:: SET PROBLEM ::
Everything from the line that contains "Extract the structured" through the final line of the records should be written out exactly, and nothing outside that span.

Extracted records
-----
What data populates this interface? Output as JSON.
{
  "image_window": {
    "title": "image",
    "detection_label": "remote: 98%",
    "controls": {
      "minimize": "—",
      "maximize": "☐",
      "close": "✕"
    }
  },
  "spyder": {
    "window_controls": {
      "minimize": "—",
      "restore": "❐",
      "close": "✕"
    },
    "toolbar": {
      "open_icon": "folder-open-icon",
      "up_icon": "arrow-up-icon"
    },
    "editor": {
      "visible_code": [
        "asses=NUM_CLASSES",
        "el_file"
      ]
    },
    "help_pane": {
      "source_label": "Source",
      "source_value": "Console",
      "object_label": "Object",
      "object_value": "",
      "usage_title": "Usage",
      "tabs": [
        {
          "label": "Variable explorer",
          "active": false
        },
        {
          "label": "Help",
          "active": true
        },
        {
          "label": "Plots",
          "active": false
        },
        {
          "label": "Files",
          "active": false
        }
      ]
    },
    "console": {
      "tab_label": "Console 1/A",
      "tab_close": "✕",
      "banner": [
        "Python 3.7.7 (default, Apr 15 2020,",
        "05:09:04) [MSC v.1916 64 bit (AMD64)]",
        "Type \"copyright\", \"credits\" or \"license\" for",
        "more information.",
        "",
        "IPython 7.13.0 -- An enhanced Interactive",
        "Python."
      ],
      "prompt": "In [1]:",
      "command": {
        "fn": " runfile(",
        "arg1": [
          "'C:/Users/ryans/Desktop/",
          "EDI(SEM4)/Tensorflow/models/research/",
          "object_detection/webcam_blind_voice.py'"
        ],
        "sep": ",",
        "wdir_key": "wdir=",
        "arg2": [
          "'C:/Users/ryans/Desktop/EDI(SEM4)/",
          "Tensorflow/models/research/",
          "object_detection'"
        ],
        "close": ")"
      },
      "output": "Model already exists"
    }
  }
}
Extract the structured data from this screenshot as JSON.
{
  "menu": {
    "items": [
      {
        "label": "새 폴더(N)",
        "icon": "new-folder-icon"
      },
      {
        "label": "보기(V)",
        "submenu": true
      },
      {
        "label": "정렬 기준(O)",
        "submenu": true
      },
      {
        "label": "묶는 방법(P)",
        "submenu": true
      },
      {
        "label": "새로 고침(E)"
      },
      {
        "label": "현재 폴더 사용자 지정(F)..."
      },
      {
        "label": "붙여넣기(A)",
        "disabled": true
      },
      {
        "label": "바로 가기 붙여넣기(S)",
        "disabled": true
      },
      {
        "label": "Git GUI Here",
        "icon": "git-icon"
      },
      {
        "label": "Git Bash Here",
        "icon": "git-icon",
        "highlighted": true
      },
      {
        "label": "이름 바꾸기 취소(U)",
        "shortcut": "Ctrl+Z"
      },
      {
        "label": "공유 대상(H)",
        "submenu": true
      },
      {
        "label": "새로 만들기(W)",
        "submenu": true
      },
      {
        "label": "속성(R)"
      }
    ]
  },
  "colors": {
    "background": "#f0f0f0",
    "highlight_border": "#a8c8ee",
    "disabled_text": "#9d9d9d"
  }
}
-----
:: REPLY TO THE TASK ::
Extract the structured data from this screenshot as JSON.
{
  "menu": {
    "items": [
      {
        "label": "새 폴더(N)",
        "icon": "new-folder-icon"
      },
      {
        "label": "보기(V)",
        "submenu": true
      },
      {
        "label": "정렬 기준(O)",
        "submenu": true
      },
      {
        "label": "묶는 방법(P)",
        "submenu": true
      },
      {
        "label": "새로 고침(E)"
      },
      {
        "label": "현재 폴더 사용자 지정(F)..."
      },
      {
        "label": "붙여넣기(A)",
        "disabled": true
      },
      {
        "label": "바로 가기 붙여넣기(S)",
        "disabled": true
      },
      {
        "label": "Git GUI Here",
        "icon": "git-icon"
      },
      {
        "label": "Git Bash Here",
        "icon": "git-icon",
        "highlighted": true
      },
      {
        "label": "이름 바꾸기 취소(U)",
        "shortcut": "Ctrl+Z"
      },
      {
        "label": "공유 대상(H)",
        "submenu": true
      },
      {
        "label": "새로 만들기(W)",
        "submenu": true
      },
      {
        "label": "속성(R)"
      }
    ]
  },
  "colors": {
    "background": "#f0f0f0",
    "highlight_border": "#a8c8ee",
    "disabled_text": "#9d9d9d"
  }
}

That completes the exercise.